__Exercise directions__.
Return each line containing "text".

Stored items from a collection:
══════════

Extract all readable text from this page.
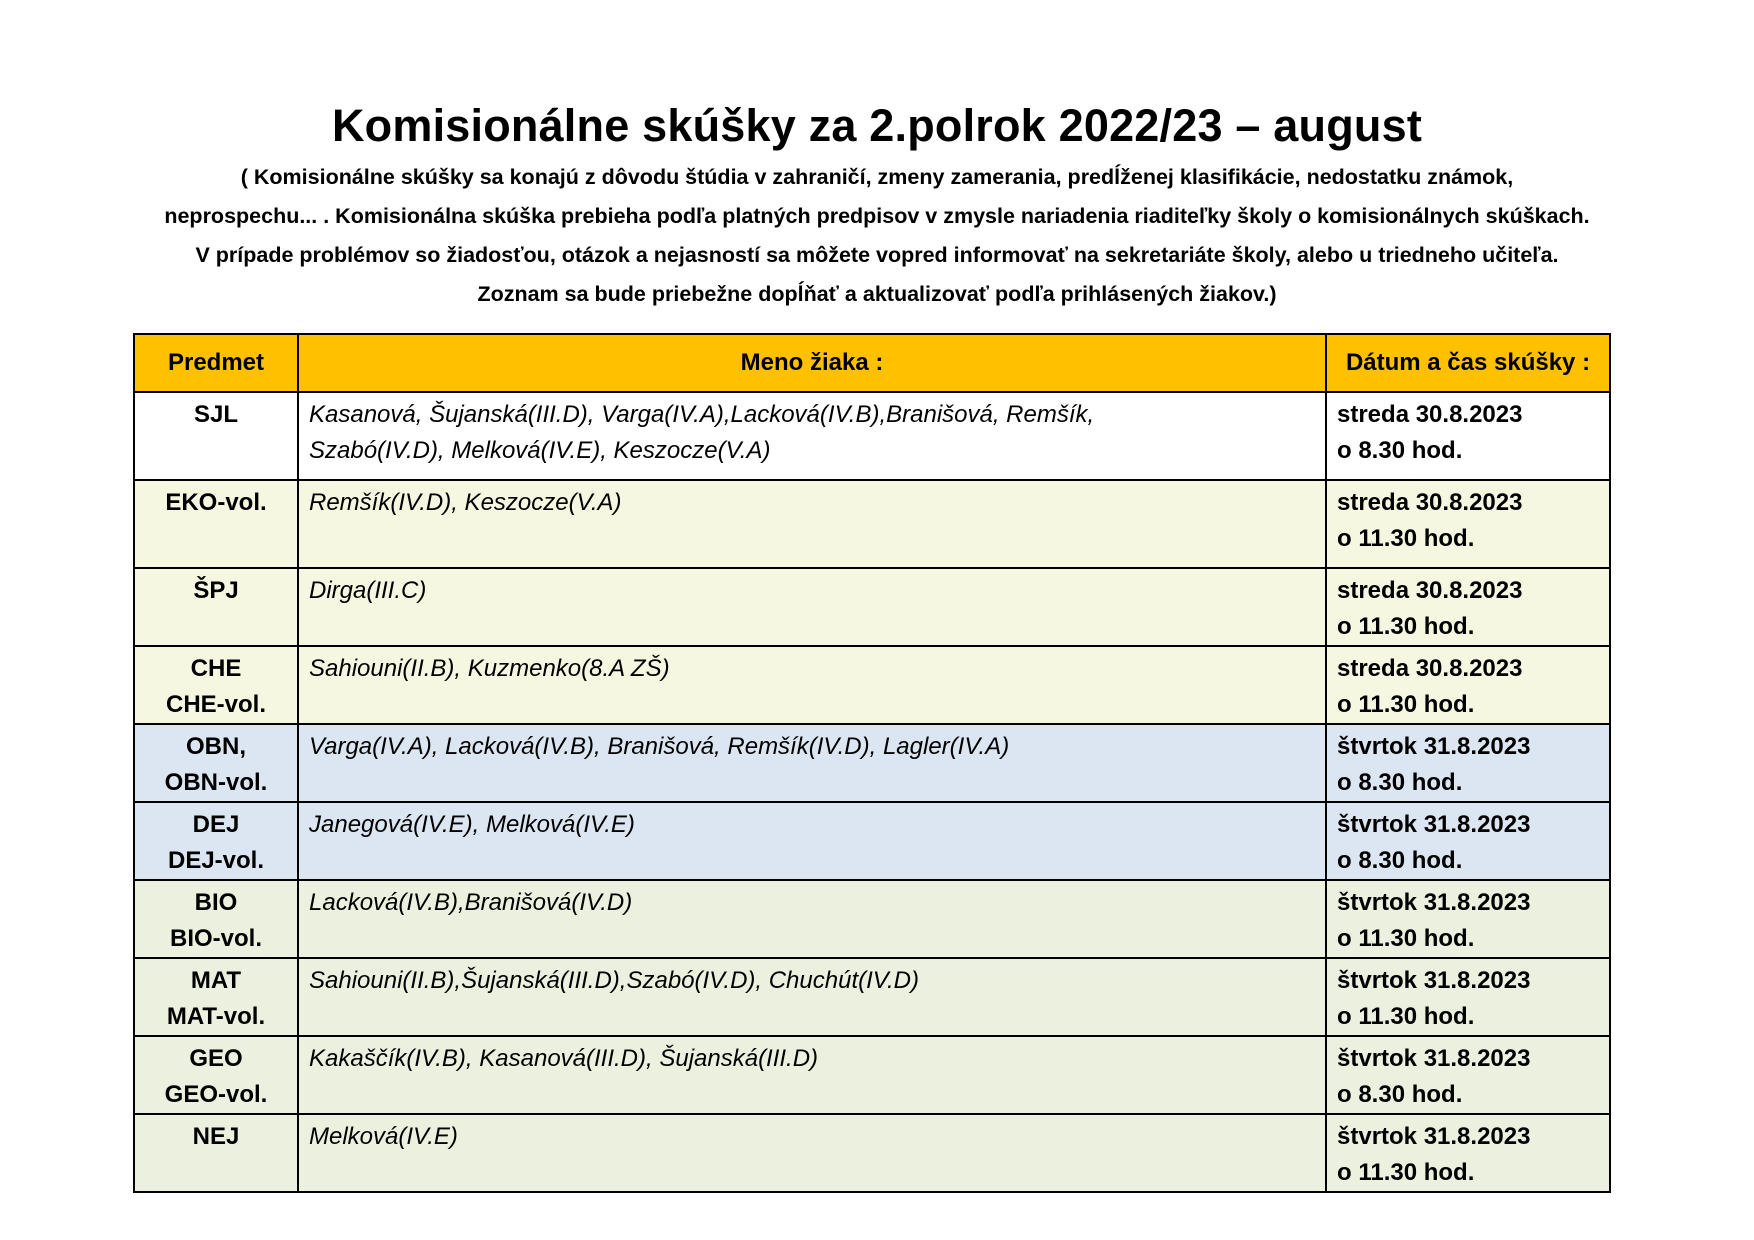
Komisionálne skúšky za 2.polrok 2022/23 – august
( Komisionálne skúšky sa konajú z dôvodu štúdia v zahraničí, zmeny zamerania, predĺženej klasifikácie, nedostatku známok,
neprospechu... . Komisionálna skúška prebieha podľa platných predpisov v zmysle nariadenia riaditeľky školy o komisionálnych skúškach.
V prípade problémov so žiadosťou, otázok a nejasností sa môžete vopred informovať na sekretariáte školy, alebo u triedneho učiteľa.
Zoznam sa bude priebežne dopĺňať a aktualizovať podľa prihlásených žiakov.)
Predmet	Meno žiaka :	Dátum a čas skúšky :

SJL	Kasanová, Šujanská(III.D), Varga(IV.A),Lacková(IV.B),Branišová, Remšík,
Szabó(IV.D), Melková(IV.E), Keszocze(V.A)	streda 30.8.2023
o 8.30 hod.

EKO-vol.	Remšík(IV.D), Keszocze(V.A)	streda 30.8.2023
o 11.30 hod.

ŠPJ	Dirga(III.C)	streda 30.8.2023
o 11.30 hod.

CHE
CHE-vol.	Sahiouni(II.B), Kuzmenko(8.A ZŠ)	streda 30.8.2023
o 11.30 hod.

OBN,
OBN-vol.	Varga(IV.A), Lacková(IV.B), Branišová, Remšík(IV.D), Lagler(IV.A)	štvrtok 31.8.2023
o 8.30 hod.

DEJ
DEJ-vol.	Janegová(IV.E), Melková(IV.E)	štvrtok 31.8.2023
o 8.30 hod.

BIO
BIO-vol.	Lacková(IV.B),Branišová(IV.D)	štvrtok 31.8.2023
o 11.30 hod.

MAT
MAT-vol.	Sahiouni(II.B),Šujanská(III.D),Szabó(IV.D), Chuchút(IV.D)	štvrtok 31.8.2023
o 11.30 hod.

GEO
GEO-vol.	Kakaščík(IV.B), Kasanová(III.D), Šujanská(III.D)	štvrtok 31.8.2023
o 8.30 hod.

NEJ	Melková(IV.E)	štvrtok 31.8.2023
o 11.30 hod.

══════════

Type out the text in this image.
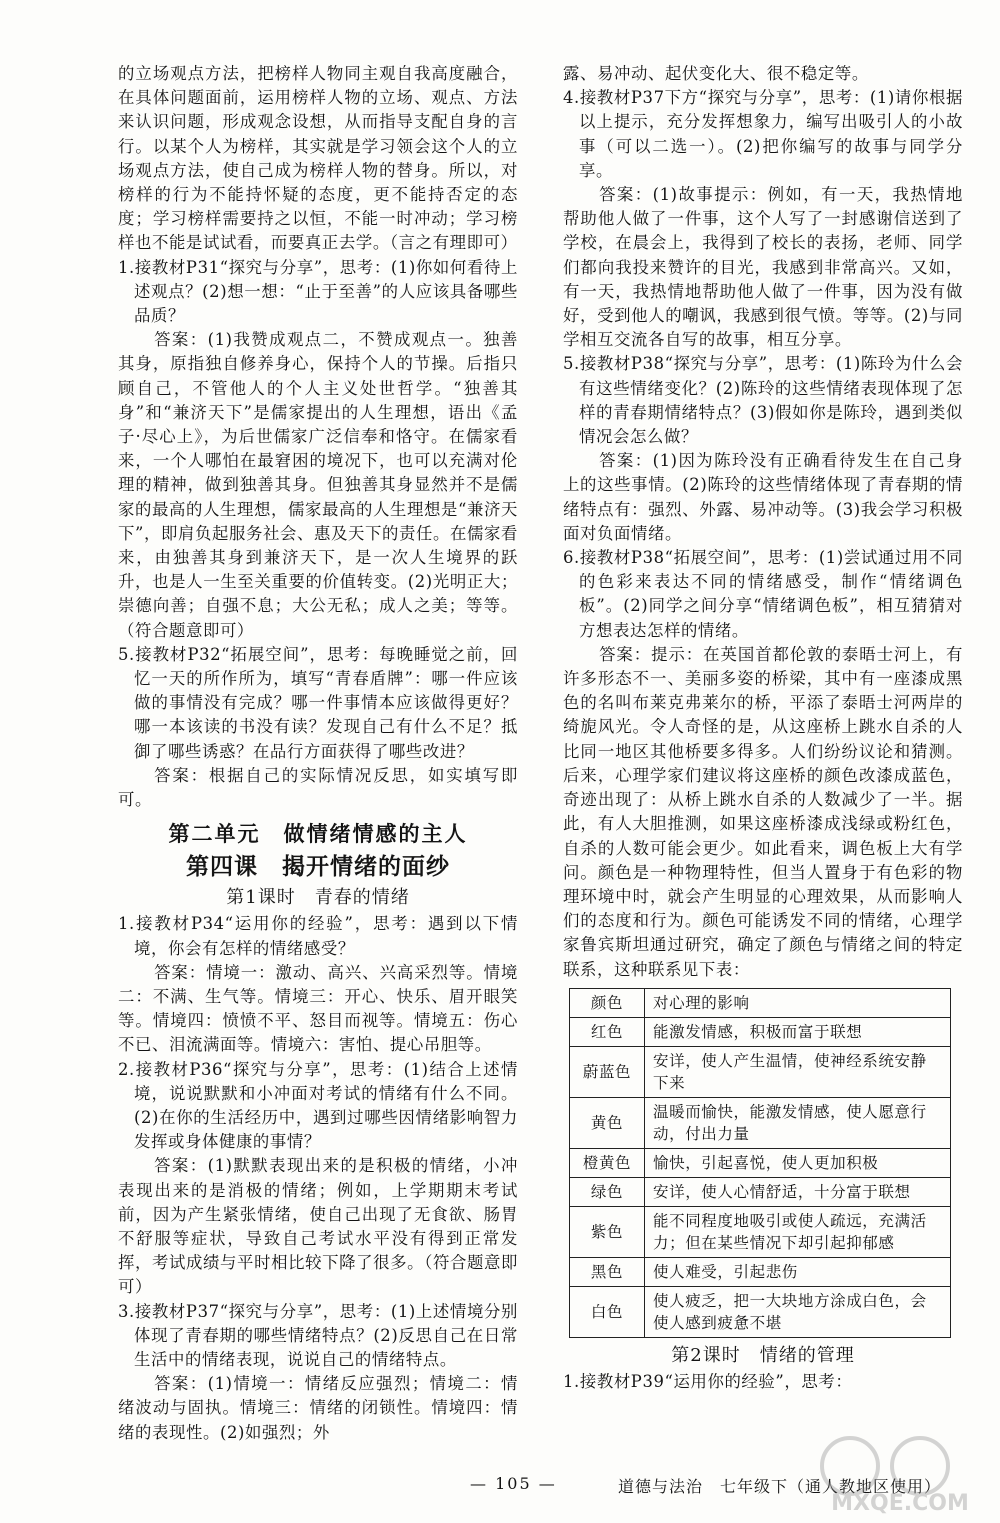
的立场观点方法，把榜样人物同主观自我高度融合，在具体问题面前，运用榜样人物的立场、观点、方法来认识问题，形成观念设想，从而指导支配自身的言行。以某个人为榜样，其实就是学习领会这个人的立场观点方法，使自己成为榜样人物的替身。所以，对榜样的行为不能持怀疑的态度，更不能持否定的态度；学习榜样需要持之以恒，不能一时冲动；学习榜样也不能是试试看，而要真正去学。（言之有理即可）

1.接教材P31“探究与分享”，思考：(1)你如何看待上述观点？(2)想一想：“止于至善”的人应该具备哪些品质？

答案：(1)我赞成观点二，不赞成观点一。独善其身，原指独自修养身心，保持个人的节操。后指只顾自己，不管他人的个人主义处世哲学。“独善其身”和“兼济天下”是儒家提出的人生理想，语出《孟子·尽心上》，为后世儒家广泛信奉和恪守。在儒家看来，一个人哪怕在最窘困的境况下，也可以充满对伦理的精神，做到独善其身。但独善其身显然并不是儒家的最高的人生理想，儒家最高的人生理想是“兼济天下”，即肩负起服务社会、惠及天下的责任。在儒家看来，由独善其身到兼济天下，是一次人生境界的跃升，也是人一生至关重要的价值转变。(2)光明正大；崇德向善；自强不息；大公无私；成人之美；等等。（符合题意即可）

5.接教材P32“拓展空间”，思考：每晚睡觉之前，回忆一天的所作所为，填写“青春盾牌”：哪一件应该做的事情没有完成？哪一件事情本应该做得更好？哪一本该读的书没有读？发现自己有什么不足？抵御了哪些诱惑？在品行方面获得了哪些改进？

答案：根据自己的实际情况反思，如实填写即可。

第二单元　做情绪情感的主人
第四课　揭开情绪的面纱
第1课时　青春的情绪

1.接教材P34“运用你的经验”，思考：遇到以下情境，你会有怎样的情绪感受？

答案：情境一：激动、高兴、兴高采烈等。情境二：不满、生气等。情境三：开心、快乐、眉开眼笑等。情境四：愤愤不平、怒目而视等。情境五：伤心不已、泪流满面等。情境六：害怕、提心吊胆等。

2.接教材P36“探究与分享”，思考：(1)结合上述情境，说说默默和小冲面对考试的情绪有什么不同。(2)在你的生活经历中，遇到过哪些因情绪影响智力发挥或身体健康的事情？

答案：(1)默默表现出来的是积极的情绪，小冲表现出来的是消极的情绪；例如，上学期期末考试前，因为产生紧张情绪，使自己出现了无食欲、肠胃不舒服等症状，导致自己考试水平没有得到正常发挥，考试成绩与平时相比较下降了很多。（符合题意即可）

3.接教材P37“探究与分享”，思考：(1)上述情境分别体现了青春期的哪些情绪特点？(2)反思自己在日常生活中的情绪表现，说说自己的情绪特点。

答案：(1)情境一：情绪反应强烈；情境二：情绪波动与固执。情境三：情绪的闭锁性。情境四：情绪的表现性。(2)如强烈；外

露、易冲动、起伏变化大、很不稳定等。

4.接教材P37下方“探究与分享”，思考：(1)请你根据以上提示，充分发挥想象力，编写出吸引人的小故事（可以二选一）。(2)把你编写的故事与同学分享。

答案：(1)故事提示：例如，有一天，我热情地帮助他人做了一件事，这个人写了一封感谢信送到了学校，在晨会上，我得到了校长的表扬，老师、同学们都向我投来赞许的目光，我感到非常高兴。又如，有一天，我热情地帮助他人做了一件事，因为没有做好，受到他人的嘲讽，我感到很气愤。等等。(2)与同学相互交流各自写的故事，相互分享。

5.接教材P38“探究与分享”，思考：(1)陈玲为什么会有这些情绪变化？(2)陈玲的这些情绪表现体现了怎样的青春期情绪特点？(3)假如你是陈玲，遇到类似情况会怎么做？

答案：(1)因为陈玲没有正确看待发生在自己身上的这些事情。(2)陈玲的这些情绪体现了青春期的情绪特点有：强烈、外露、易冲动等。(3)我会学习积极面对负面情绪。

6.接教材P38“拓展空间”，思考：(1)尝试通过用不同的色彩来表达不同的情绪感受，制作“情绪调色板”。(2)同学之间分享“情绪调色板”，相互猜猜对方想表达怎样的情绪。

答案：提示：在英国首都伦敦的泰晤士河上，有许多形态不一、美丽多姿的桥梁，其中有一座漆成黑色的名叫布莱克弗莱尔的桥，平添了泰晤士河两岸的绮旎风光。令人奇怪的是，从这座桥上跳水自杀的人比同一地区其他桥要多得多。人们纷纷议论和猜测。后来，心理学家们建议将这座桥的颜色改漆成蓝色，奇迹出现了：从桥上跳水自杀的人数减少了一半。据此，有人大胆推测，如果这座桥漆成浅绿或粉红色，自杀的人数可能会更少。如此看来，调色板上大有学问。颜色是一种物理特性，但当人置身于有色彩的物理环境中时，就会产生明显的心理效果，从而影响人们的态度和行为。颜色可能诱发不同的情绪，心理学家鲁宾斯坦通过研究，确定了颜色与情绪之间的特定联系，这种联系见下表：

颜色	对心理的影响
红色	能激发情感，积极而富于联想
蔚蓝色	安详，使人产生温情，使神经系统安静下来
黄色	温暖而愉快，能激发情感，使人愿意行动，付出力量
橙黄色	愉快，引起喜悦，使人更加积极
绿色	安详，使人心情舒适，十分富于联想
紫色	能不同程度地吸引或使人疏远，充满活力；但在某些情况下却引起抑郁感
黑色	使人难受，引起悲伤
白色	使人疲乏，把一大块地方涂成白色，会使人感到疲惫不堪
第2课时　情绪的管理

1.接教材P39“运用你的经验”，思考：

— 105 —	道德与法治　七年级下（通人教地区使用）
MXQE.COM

══════════

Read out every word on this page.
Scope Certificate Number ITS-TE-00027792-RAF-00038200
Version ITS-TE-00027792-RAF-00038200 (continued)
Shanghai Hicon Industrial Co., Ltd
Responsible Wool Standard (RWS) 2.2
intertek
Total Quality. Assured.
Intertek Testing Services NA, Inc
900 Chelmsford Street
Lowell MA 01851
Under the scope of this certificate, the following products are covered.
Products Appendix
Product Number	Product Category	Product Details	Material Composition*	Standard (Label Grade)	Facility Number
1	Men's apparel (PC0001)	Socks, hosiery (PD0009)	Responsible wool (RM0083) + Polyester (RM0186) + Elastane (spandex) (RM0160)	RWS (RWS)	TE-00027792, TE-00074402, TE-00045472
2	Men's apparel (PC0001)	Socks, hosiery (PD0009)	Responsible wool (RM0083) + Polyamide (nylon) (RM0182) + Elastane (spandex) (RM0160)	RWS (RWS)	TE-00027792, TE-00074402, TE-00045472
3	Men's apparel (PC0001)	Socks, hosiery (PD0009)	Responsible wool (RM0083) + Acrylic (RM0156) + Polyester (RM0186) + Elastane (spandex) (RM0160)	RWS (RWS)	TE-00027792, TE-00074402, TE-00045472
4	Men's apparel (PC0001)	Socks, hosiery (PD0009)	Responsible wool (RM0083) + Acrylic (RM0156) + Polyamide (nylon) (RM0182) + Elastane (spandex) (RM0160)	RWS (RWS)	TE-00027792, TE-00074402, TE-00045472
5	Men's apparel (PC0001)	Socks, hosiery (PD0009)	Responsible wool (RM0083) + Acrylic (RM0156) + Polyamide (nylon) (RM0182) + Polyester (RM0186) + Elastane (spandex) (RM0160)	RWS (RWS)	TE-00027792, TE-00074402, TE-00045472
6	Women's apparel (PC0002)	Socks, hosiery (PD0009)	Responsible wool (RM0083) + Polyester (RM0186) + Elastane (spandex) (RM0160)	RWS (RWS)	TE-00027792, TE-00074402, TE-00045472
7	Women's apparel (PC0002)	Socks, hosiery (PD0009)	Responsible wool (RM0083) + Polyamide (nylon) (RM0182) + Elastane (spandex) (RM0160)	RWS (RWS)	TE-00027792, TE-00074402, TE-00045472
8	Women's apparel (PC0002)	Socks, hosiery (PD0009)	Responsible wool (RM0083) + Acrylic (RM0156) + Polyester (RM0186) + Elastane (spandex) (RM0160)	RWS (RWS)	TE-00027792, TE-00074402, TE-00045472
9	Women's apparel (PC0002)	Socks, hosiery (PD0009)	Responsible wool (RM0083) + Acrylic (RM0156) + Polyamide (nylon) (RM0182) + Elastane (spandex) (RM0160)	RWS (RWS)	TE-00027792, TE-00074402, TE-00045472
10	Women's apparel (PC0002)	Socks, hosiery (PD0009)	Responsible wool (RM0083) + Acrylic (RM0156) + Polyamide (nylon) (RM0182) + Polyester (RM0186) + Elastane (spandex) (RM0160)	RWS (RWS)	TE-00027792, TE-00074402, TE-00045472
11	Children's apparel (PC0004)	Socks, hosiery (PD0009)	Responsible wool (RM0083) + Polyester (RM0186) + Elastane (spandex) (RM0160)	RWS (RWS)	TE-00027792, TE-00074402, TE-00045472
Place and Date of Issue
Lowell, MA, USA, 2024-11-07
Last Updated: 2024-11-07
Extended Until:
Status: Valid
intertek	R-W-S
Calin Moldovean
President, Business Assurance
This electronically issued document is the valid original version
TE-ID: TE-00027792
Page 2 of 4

══════════

__Solution__.
Extract all readable text from this page.
Type out the text in this image.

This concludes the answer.